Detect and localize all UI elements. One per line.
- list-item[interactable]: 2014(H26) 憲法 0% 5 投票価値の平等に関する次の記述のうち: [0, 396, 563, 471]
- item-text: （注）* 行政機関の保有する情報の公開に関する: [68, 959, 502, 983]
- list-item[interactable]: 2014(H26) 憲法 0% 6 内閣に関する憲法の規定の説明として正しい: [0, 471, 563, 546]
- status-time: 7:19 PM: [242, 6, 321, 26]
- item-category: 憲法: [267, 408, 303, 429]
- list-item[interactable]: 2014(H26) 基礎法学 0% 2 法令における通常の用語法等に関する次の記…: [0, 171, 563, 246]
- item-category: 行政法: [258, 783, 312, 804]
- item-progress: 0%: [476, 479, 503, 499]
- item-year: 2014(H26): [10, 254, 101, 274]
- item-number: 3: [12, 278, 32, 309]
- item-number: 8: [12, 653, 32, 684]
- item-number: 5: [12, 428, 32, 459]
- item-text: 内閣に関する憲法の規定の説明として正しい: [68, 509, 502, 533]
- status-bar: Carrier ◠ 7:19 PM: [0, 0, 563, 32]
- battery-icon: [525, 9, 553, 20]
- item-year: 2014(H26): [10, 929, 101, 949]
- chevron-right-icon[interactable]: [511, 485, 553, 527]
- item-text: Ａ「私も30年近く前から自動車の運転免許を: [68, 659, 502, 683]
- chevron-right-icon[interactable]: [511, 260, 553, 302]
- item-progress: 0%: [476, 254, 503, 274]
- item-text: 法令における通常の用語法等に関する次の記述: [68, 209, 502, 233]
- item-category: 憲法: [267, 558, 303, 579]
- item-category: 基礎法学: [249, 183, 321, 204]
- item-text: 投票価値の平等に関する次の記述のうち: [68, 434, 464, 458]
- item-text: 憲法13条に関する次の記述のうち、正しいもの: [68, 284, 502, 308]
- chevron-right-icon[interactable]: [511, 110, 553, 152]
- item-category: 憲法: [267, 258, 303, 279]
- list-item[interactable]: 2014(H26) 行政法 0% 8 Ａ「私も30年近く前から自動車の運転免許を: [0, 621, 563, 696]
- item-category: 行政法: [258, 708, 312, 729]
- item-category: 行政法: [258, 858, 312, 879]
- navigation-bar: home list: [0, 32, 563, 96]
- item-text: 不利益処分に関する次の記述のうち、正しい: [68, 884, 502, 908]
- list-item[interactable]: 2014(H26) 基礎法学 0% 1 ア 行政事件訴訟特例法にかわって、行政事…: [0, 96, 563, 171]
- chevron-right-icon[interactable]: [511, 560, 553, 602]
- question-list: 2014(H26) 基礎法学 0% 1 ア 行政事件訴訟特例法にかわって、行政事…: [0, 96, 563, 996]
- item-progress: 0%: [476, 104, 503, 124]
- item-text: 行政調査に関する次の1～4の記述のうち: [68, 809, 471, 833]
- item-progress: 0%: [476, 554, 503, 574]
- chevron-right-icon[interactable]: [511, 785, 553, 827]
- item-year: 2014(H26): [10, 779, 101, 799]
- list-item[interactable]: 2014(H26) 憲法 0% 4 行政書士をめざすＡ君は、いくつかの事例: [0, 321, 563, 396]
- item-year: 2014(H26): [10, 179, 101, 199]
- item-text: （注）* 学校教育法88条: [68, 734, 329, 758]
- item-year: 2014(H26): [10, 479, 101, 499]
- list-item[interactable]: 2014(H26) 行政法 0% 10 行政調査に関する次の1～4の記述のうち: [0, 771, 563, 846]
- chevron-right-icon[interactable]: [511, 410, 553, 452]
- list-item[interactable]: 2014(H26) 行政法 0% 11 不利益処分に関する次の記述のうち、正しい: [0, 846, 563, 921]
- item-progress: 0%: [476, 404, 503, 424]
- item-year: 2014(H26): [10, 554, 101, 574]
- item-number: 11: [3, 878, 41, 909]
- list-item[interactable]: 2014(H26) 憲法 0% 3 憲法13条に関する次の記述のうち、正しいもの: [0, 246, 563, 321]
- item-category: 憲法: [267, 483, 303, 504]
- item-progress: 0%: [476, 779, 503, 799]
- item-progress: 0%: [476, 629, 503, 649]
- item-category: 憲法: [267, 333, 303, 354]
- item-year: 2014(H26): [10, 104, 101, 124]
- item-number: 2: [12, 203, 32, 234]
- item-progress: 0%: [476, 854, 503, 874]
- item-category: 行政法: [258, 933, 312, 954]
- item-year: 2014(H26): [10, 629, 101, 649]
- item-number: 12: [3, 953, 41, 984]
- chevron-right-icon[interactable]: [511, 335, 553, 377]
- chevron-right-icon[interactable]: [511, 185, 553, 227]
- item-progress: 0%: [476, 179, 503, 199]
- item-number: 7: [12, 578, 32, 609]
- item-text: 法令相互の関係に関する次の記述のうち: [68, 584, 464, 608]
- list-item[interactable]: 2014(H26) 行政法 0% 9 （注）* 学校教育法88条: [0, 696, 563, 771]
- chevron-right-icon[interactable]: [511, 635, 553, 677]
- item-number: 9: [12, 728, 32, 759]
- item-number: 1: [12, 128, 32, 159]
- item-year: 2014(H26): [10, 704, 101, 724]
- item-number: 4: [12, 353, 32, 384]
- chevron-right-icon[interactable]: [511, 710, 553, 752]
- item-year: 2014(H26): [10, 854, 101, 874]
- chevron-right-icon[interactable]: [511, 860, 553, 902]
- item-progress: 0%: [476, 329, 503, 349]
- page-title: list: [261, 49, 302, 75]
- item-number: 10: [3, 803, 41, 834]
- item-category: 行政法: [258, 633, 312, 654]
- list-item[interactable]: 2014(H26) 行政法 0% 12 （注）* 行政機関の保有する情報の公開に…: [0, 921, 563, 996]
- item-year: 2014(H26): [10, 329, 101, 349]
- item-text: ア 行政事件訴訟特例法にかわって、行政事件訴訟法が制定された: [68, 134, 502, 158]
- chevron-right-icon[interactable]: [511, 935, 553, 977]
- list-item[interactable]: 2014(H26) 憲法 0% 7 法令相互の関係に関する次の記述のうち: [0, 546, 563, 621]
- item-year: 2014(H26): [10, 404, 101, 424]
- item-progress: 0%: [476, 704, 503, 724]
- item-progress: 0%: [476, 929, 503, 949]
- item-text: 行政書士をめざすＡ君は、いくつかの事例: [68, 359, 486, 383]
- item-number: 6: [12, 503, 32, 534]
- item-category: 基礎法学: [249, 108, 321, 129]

Goal | Copy every line of the entries above word for word, changing nothing.

Task output |
Detect and localize all UI elements. One per line.
- list-item[interactable]: 2014(H26) 憲法 0% 5 投票価値の平等に関する次の記述のうち: [0, 396, 563, 471]
- item-text: （注）* 行政機関の保有する情報の公開に関する: [68, 959, 502, 983]
- list-item[interactable]: 2014(H26) 憲法 0% 6 内閣に関する憲法の規定の説明として正しい: [0, 471, 563, 546]
- status-time: 7:19 PM: [242, 6, 321, 26]
- item-category: 憲法: [267, 408, 303, 429]
- list-item[interactable]: 2014(H26) 基礎法学 0% 2 法令における通常の用語法等に関する次の記…: [0, 171, 563, 246]
- item-category: 行政法: [258, 783, 312, 804]
- item-progress: 0%: [476, 479, 503, 499]
- item-year: 2014(H26): [10, 254, 101, 274]
- item-number: 3: [12, 278, 32, 309]
- item-number: 8: [12, 653, 32, 684]
- item-number: 5: [12, 428, 32, 459]
- item-text: 内閣に関する憲法の規定の説明として正しい: [68, 509, 502, 533]
- status-bar: Carrier ◠ 7:19 PM: [0, 0, 563, 32]
- battery-icon: [525, 9, 553, 20]
- item-year: 2014(H26): [10, 929, 101, 949]
- chevron-right-icon[interactable]: [511, 485, 553, 527]
- item-text: Ａ「私も30年近く前から自動車の運転免許を: [68, 659, 502, 683]
- chevron-right-icon[interactable]: [511, 260, 553, 302]
- item-progress: 0%: [476, 254, 503, 274]
- item-text: 法令における通常の用語法等に関する次の記述: [68, 209, 502, 233]
- item-category: 憲法: [267, 558, 303, 579]
- item-category: 基礎法学: [249, 183, 321, 204]
- item-text: 投票価値の平等に関する次の記述のうち: [68, 434, 464, 458]
- item-text: 憲法13条に関する次の記述のうち、正しいもの: [68, 284, 502, 308]
- chevron-right-icon[interactable]: [511, 110, 553, 152]
- item-category: 憲法: [267, 258, 303, 279]
- list-item[interactable]: 2014(H26) 行政法 0% 8 Ａ「私も30年近く前から自動車の運転免許を: [0, 621, 563, 696]
- item-category: 行政法: [258, 708, 312, 729]
- item-category: 行政法: [258, 858, 312, 879]
- navigation-bar: home list: [0, 32, 563, 96]
- item-text: 不利益処分に関する次の記述のうち、正しい: [68, 884, 502, 908]
- list-item[interactable]: 2014(H26) 基礎法学 0% 1 ア 行政事件訴訟特例法にかわって、行政事…: [0, 96, 563, 171]
- chevron-right-icon[interactable]: [511, 560, 553, 602]
- question-list: 2014(H26) 基礎法学 0% 1 ア 行政事件訴訟特例法にかわって、行政事…: [0, 96, 563, 996]
- item-progress: 0%: [476, 104, 503, 124]
- item-text: 行政調査に関する次の1～4の記述のうち: [68, 809, 471, 833]
- item-progress: 0%: [476, 554, 503, 574]
- chevron-right-icon[interactable]: [511, 785, 553, 827]
- item-year: 2014(H26): [10, 779, 101, 799]
- list-item[interactable]: 2014(H26) 憲法 0% 4 行政書士をめざすＡ君は、いくつかの事例: [0, 321, 563, 396]
- item-year: 2014(H26): [10, 179, 101, 199]
- item-text: （注）* 学校教育法88条: [68, 734, 329, 758]
- item-year: 2014(H26): [10, 479, 101, 499]
- list-item[interactable]: 2014(H26) 行政法 0% 10 行政調査に関する次の1～4の記述のうち: [0, 771, 563, 846]
- chevron-right-icon[interactable]: [511, 410, 553, 452]
- list-item[interactable]: 2014(H26) 行政法 0% 11 不利益処分に関する次の記述のうち、正しい: [0, 846, 563, 921]
- item-progress: 0%: [476, 404, 503, 424]
- item-year: 2014(H26): [10, 554, 101, 574]
- item-number: 11: [3, 878, 41, 909]
- list-item[interactable]: 2014(H26) 憲法 0% 3 憲法13条に関する次の記述のうち、正しいもの: [0, 246, 563, 321]
- item-category: 憲法: [267, 483, 303, 504]
- item-progress: 0%: [476, 779, 503, 799]
- item-progress: 0%: [476, 629, 503, 649]
- item-category: 憲法: [267, 333, 303, 354]
- item-year: 2014(H26): [10, 104, 101, 124]
- item-number: 2: [12, 203, 32, 234]
- item-progress: 0%: [476, 854, 503, 874]
- item-category: 行政法: [258, 933, 312, 954]
- item-year: 2014(H26): [10, 629, 101, 649]
- item-number: 12: [3, 953, 41, 984]
- chevron-right-icon[interactable]: [511, 335, 553, 377]
- chevron-right-icon[interactable]: [511, 185, 553, 227]
- item-progress: 0%: [476, 179, 503, 199]
- item-number: 7: [12, 578, 32, 609]
- item-text: 法令相互の関係に関する次の記述のうち: [68, 584, 464, 608]
- list-item[interactable]: 2014(H26) 行政法 0% 9 （注）* 学校教育法88条: [0, 696, 563, 771]
- chevron-right-icon[interactable]: [511, 635, 553, 677]
- item-number: 9: [12, 728, 32, 759]
- item-number: 1: [12, 128, 32, 159]
- item-year: 2014(H26): [10, 704, 101, 724]
- item-number: 4: [12, 353, 32, 384]
- chevron-right-icon[interactable]: [511, 710, 553, 752]
- item-year: 2014(H26): [10, 854, 101, 874]
- chevron-right-icon[interactable]: [511, 860, 553, 902]
- item-progress: 0%: [476, 329, 503, 349]
- page-title: list: [261, 49, 302, 75]
- item-number: 10: [3, 803, 41, 834]
- item-category: 行政法: [258, 633, 312, 654]
- list-item[interactable]: 2014(H26) 行政法 0% 12 （注）* 行政機関の保有する情報の公開に…: [0, 921, 563, 996]
- item-year: 2014(H26): [10, 329, 101, 349]
- item-text: ア 行政事件訴訟特例法にかわって、行政事件訴訟法が制定された: [68, 134, 502, 158]
- chevron-right-icon[interactable]: [511, 935, 553, 977]
- list-item[interactable]: 2014(H26) 憲法 0% 7 法令相互の関係に関する次の記述のうち: [0, 546, 563, 621]
- item-year: 2014(H26): [10, 404, 101, 424]
- item-progress: 0%: [476, 704, 503, 724]
- item-progress: 0%: [476, 929, 503, 949]
- item-text: 行政書士をめざすＡ君は、いくつかの事例: [68, 359, 486, 383]
- item-number: 6: [12, 503, 32, 534]
- item-category: 基礎法学: [249, 108, 321, 129]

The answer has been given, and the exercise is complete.